Balayé, oublié le principe de l'ÉS qui veut que les entreprises se multiplient plutôt que grossir.
Dans aucun projet politique porté par les candidats je n'ai aperçu l'option de l'ÉS comme alternative, tout au plus un soutien à l'ÉSS option libérale.
Le bébé Rothschild fait des émules et chacun doit pouvoir vivre du commerce, devenir commerçant, patron, propriétaire et riche comme le souhaitaient les 1er de la classe pour la liberté généralisée du commerce de 1789.
Sauf que tout le monde ne veut pas devenir cela et l'ÉS en tant qu'alternative propose un autre rapport aux autres, un autre rapport à l'argent et au pouvoir.
L'héritier parfait de la grande révolution bourgeoise triomphante est arrivé et, en même temps, il enterre l'immense et unique classe moyenne appelée de ses vœux par Pierre Joseph Proudhon.
Le néo libéralisme qui date de 1844 mâtiné de jésuitisme né en 1537 (ça c'est du renouvellement!) triomphe pour 16,55% des français marcheurs.
Bel exemple de renouvellement pour faire de la politique autrement comme le clamaient jadis Les Verts aujourd'hui disparus.
Belle légitimité démocratique au demeurant légale.
Pour, en toute légalité, achever le démantèlement des services publics et de la protection sociale, parachever la privatisation de tous les secteurs de l'économie (y compris la police pour la protection des journalistes), distribuer les deniers publics pour qu'ils accroissent la compétitivité des plus-values d'actions, et installer l'état minimal cher aux libéraux qui n'en finissent pas de stigmatiser les chômeurs qui doivent sans doute pénaliser les banquiers d'affaires dans leur accaparement.

# Lignes enregistrées:
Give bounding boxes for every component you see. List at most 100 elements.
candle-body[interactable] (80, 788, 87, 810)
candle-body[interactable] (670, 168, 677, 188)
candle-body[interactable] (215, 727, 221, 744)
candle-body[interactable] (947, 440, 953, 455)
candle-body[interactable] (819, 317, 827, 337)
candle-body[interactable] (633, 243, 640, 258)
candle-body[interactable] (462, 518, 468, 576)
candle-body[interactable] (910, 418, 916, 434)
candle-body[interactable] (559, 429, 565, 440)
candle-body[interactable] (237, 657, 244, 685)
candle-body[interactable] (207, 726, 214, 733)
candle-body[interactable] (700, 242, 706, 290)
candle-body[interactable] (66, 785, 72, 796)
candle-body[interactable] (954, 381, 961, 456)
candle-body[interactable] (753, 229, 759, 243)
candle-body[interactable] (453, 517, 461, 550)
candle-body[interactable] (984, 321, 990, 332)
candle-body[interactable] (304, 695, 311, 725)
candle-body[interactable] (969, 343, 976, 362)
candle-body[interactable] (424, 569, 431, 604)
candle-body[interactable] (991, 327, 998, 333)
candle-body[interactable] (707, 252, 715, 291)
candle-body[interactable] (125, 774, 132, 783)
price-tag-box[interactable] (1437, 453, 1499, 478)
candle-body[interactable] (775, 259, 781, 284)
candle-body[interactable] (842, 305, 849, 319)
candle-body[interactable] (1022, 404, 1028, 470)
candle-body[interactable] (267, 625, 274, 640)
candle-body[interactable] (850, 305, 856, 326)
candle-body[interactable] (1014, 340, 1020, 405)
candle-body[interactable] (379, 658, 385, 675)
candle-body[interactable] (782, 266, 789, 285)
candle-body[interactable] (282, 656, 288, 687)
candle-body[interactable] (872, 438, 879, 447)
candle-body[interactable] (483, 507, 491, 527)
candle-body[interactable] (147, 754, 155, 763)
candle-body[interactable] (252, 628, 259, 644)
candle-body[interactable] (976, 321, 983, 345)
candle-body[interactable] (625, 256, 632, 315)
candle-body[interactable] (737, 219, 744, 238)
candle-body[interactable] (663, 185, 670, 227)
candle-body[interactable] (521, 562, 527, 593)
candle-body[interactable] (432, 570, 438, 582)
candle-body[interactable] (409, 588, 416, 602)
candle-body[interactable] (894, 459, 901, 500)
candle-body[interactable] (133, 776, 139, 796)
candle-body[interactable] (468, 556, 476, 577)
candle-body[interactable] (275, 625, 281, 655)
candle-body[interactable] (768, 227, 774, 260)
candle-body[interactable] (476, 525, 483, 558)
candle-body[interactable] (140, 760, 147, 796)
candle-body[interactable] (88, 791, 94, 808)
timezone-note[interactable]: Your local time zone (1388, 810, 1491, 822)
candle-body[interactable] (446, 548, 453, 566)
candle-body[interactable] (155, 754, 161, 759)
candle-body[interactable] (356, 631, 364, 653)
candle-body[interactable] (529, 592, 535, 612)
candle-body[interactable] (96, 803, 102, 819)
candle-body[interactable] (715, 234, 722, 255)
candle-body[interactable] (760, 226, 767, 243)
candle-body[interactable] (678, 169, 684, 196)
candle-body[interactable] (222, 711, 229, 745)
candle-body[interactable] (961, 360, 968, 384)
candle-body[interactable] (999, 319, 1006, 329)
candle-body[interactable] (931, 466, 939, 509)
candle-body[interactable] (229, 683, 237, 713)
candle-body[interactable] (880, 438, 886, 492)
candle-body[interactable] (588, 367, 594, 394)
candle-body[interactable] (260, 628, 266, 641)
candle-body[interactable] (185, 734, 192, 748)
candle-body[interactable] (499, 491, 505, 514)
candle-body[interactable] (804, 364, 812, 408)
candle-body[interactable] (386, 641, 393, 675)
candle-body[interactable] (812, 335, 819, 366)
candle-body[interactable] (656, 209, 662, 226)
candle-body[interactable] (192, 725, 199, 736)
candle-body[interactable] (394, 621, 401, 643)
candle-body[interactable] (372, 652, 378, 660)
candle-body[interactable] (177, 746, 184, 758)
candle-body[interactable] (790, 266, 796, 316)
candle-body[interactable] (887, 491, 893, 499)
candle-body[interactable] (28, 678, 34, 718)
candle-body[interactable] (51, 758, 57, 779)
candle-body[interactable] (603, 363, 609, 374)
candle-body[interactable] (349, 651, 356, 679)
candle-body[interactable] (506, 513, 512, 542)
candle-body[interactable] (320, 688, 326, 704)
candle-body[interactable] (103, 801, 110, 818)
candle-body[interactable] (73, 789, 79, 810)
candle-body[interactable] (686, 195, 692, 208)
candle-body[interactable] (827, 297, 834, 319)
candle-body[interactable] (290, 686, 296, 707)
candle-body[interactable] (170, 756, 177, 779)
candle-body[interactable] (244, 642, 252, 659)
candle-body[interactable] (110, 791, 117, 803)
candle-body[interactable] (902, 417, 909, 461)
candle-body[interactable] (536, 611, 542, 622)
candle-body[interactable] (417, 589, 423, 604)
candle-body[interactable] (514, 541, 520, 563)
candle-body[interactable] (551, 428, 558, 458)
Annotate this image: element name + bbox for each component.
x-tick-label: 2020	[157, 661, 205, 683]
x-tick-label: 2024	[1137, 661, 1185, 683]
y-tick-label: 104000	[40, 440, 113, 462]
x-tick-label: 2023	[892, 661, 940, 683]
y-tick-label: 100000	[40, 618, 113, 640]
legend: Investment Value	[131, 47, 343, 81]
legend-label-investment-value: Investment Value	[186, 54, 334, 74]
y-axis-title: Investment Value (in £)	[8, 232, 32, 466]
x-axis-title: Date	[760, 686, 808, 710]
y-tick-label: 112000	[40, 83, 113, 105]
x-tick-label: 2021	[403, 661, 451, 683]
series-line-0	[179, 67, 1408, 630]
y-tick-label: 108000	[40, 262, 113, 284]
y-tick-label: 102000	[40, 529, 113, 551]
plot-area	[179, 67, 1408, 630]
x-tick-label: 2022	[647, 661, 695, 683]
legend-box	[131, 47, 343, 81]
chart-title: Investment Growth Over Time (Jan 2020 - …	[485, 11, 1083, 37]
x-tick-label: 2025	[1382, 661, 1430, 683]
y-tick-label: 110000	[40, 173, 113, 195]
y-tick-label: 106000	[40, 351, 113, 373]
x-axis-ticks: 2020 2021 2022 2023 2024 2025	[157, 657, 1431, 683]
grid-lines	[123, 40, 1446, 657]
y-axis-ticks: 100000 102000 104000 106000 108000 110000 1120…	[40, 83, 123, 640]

# Consignes de travail:
**a)** Résumez en deux phrases le texte sur l'ÉS.
**b)** Rédigez la suite du texte sur l'ÉS après sa dernière phrase.
Les lignes proviennent d'une source distincte de celle du texte.

# Résultats par tâche:
**a)** Le texte regrette qu'aucun projet politique des candidats ne présente l'ÉS comme une alternative, alors qu'elle propose un autre rapport aux autres, à l'argent et au pouvoir, et que son principe voulant que les entreprises se multiplient plutôt que grossir soit oublié. Il dénonce le triomphe, pour 16,55 % des Français, d'un néolibéralisme mâtiné de jésuitisme qui doit achever le démantèlement des services publics et de la protection sociale, privatiser tous les secteurs de l'économie et installer l'État minimal.

**b)**
Pour mémoire, voir la création des banques actionnariales type NATIXIS pour le financement, la gestion et les services financiers accolées et/ou issues des banques coopératives.
Du grand classique.

Et que devient l'ÉS dans cette nouvelle/ancienne période qui démarre?
Pourquoi cette désaffection envers cette économie émancipatrice, seule alternative crédible au capitalisme et à ses entreprises?
Comme je l'ai écrit mainte fois dans les billets coups de neurones, cela est dû en grande partie par une non volonté des acteurs du secteur et des élus de se donner les moyens de promotion et de développement de l'ÉS comme des Maisons de l'ÉS pour remplacer les Maisons de l'emploi qui disparaitront bientôt ainsi que le service public Pôle Emploi qui a succédé à une agence nationale préfigurant à l'époque sa disparition programmée.
Tout simplement parce qu'ils ne veulent pas de l'ÉS en tant qu'alternative, ce que j'ai mis pas mal de temps à comprendre jusqu'à ce qu'un projet que j'avais proposé à des élus locaux du Pays d'Arles puis à l'instance régionale PACA soit enterré par un encarté PS qui, depuis, est passé chez les randonneurs avec un réel succès puisqu'il est aujourd'hui ministre et leur délégué général, illustrant parfaitement que c'est le vent qui tourne, pas la girouette.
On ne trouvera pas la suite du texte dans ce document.